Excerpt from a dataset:
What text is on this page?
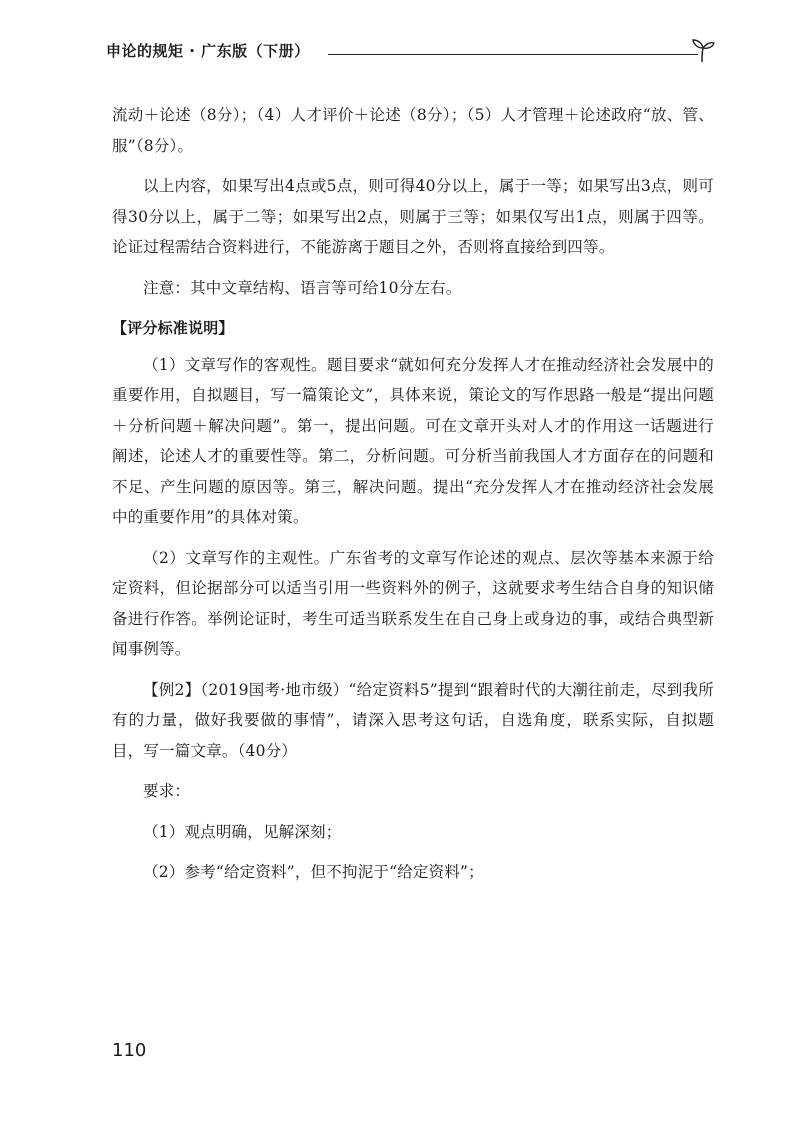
申论的规矩 · 广东版（下册）

流动＋论述（8分）；（4）人才评价＋论述（8分）；（5）人才管理＋论述政府“放、管、服”（8分）。

以上内容，如果写出4点或5点，则可得40分以上，属于一等；如果写出3点，则可得30分以上，属于二等；如果写出2点，则属于三等；如果仅写出1点，则属于四等。论证过程需结合资料进行，不能游离于题目之外，否则将直接给到四等。

注意：其中文章结构、语言等可给10分左右。

【评分标准说明】

（1）文章写作的客观性。题目要求“就如何充分发挥人才在推动经济社会发展中的重要作用，自拟题目，写一篇策论文”，具体来说，策论文的写作思路一般是“提出问题＋分析问题＋解决问题”。第一，提出问题。可在文章开头对人才的作用这一话题进行阐述，论述人才的重要性等。第二，分析问题。可分析当前我国人才方面存在的问题和不足、产生问题的原因等。第三，解决问题。提出“充分发挥人才在推动经济社会发展中的重要作用”的具体对策。

（2）文章写作的主观性。广东省考的文章写作论述的观点、层次等基本来源于给定资料，但论据部分可以适当引用一些资料外的例子，这就要求考生结合自身的知识储备进行作答。举例论证时，考生可适当联系发生在自己身上或身边的事，或结合典型新闻事例等。

【例2】（2019国考·地市级）“给定资料5”提到“跟着时代的大潮往前走，尽到我所有的力量，做好我要做的事情”，请深入思考这句话，自选角度，联系实际，自拟题目，写一篇文章。（40分）

要求：

（1）观点明确，见解深刻；

（2）参考“给定资料”，但不拘泥于“给定资料”；

110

EXERCISE
Every record must be copied exactly, with images dropped from the result.

ANSWER TO THE EXERCISE
What text is on this page?
申论的规矩 · 广东版（下册）

流动＋论述（8分）；（4）人才评价＋论述（8分）；（5）人才管理＋论述政府“放、管、服”（8分）。

以上内容，如果写出4点或5点，则可得40分以上，属于一等；如果写出3点，则可得30分以上，属于二等；如果写出2点，则属于三等；如果仅写出1点，则属于四等。论证过程需结合资料进行，不能游离于题目之外，否则将直接给到四等。

注意：其中文章结构、语言等可给10分左右。

【评分标准说明】

（1）文章写作的客观性。题目要求“就如何充分发挥人才在推动经济社会发展中的重要作用，自拟题目，写一篇策论文”，具体来说，策论文的写作思路一般是“提出问题＋分析问题＋解决问题”。第一，提出问题。可在文章开头对人才的作用这一话题进行阐述，论述人才的重要性等。第二，分析问题。可分析当前我国人才方面存在的问题和不足、产生问题的原因等。第三，解决问题。提出“充分发挥人才在推动经济社会发展中的重要作用”的具体对策。

（2）文章写作的主观性。广东省考的文章写作论述的观点、层次等基本来源于给定资料，但论据部分可以适当引用一些资料外的例子，这就要求考生结合自身的知识储备进行作答。举例论证时，考生可适当联系发生在自己身上或身边的事，或结合典型新闻事例等。

【例2】（2019国考·地市级）“给定资料5”提到“跟着时代的大潮往前走，尽到我所有的力量，做好我要做的事情”，请深入思考这句话，自选角度，联系实际，自拟题目，写一篇文章。（40分）

要求：

（1）观点明确，见解深刻；

（2）参考“给定资料”，但不拘泥于“给定资料”；

110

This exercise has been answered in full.